> Work instructions: Copy out the listing that follows, exact in every word, and skip the images.

--- --- ---

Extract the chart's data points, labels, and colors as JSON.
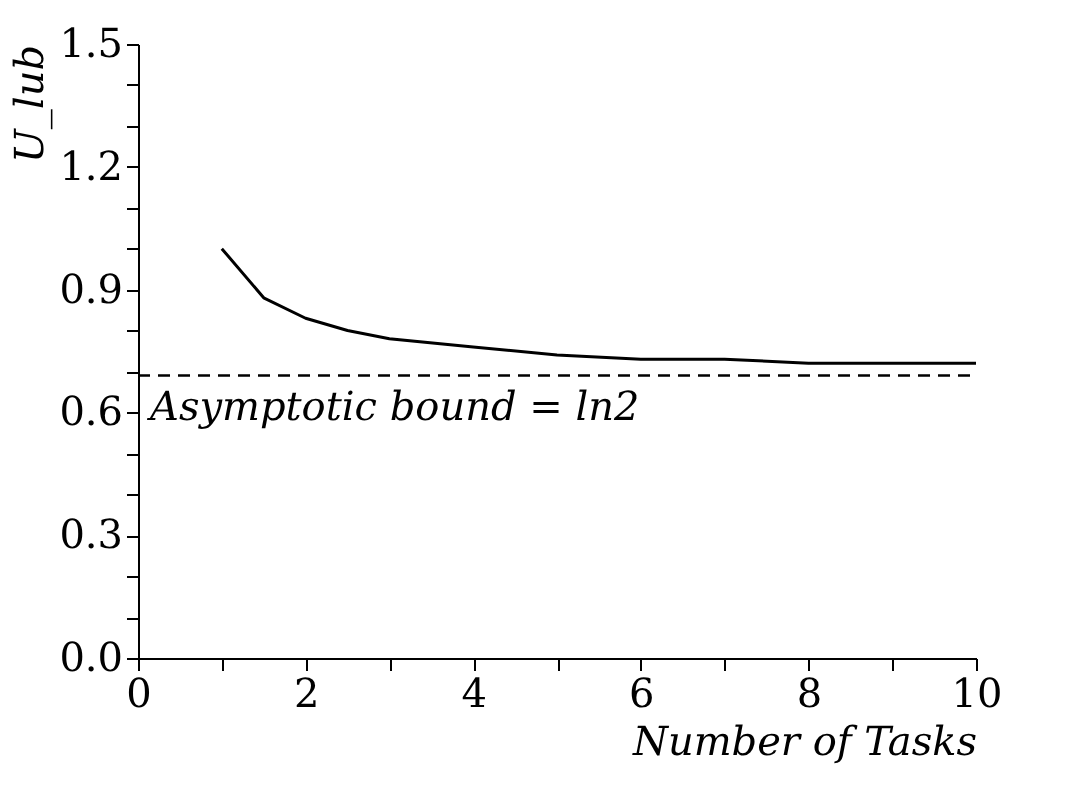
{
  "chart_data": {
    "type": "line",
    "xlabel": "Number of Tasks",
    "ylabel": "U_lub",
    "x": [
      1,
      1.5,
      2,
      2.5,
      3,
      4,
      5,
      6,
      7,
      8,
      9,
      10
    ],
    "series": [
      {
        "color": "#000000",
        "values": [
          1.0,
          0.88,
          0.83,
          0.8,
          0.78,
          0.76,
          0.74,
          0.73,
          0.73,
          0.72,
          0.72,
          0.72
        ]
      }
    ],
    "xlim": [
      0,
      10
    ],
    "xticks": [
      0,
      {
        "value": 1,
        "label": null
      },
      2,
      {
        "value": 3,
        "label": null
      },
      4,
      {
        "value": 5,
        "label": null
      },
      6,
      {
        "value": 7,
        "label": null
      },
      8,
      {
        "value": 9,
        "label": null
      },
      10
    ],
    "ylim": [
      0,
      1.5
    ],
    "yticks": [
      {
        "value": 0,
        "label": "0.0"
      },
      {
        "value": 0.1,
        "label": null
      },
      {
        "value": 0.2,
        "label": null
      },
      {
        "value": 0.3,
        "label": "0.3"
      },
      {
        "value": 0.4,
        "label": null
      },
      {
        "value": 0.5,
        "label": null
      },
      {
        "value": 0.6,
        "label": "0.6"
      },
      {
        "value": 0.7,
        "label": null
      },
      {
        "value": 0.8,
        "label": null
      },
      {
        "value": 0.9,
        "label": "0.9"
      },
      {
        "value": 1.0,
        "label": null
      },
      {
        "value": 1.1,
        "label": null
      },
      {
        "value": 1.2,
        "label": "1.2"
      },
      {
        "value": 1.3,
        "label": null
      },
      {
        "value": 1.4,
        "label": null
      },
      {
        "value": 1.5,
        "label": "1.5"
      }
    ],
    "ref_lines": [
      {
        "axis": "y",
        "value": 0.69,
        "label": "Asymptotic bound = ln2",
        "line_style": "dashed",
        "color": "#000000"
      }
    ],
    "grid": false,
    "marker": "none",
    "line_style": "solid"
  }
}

--- --- ---

> Solved exercise:
Extract the chart's data points, labels, and colors as JSON.
{
  "chart_data": {
    "type": "line",
    "xlabel": "Number of Tasks",
    "ylabel": "U_lub",
    "x": [
      1,
      1.5,
      2,
      2.5,
      3,
      4,
      5,
      6,
      7,
      8,
      9,
      10
    ],
    "series": [
      {
        "color": "#000000",
        "values": [
          1.0,
          0.88,
          0.83,
          0.8,
          0.78,
          0.76,
          0.74,
          0.73,
          0.73,
          0.72,
          0.72,
          0.72
        ]
      }
    ],
    "xlim": [
      0,
      10
    ],
    "xticks": [
      0,
      {
        "value": 1,
        "label": null
      },
      2,
      {
        "value": 3,
        "label": null
      },
      4,
      {
        "value": 5,
        "label": null
      },
      6,
      {
        "value": 7,
        "label": null
      },
      8,
      {
        "value": 9,
        "label": null
      },
      10
    ],
    "ylim": [
      0,
      1.5
    ],
    "yticks": [
      {
        "value": 0,
        "label": "0.0"
      },
      {
        "value": 0.1,
        "label": null
      },
      {
        "value": 0.2,
        "label": null
      },
      {
        "value": 0.3,
        "label": "0.3"
      },
      {
        "value": 0.4,
        "label": null
      },
      {
        "value": 0.5,
        "label": null
      },
      {
        "value": 0.6,
        "label": "0.6"
      },
      {
        "value": 0.7,
        "label": null
      },
      {
        "value": 0.8,
        "label": null
      },
      {
        "value": 0.9,
        "label": "0.9"
      },
      {
        "value": 1.0,
        "label": null
      },
      {
        "value": 1.1,
        "label": null
      },
      {
        "value": 1.2,
        "label": "1.2"
      },
      {
        "value": 1.3,
        "label": null
      },
      {
        "value": 1.4,
        "label": null
      },
      {
        "value": 1.5,
        "label": "1.5"
      }
    ],
    "ref_lines": [
      {
        "axis": "y",
        "value": 0.69,
        "label": "Asymptotic bound = ln2",
        "line_style": "dashed",
        "color": "#000000"
      }
    ],
    "grid": false,
    "marker": "none",
    "line_style": "solid"
  }
}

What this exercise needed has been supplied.